Extract the full set of records, then give each one again exactly.

Material provided »

BEGIN

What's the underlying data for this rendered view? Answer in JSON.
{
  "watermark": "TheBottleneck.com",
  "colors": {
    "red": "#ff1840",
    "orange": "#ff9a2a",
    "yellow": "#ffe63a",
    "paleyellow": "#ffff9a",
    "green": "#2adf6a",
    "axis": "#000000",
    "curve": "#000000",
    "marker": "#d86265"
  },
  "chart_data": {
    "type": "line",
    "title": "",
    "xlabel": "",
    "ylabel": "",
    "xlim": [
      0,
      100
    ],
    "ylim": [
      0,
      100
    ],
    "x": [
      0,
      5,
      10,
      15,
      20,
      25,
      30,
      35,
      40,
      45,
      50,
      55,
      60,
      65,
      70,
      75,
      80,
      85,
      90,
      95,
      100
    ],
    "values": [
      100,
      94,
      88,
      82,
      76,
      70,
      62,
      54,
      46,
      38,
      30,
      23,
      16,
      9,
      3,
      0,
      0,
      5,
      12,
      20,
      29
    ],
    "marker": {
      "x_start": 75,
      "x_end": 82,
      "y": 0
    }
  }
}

END

Right answer »
What's the underlying data for this rendered view? Answer in JSON.
{
  "watermark": "TheBottleneck.com",
  "colors": {
    "red": "#ff1840",
    "orange": "#ff9a2a",
    "yellow": "#ffe63a",
    "paleyellow": "#ffff9a",
    "green": "#2adf6a",
    "axis": "#000000",
    "curve": "#000000",
    "marker": "#d86265"
  },
  "chart_data": {
    "type": "line",
    "title": "",
    "xlabel": "",
    "ylabel": "",
    "xlim": [
      0,
      100
    ],
    "ylim": [
      0,
      100
    ],
    "x": [
      0,
      5,
      10,
      15,
      20,
      25,
      30,
      35,
      40,
      45,
      50,
      55,
      60,
      65,
      70,
      75,
      80,
      85,
      90,
      95,
      100
    ],
    "values": [
      100,
      94,
      88,
      82,
      76,
      70,
      62,
      54,
      46,
      38,
      30,
      23,
      16,
      9,
      3,
      0,
      0,
      5,
      12,
      20,
      29
    ],
    "marker": {
      "x_start": 75,
      "x_end": 82,
      "y": 0
    }
  }
}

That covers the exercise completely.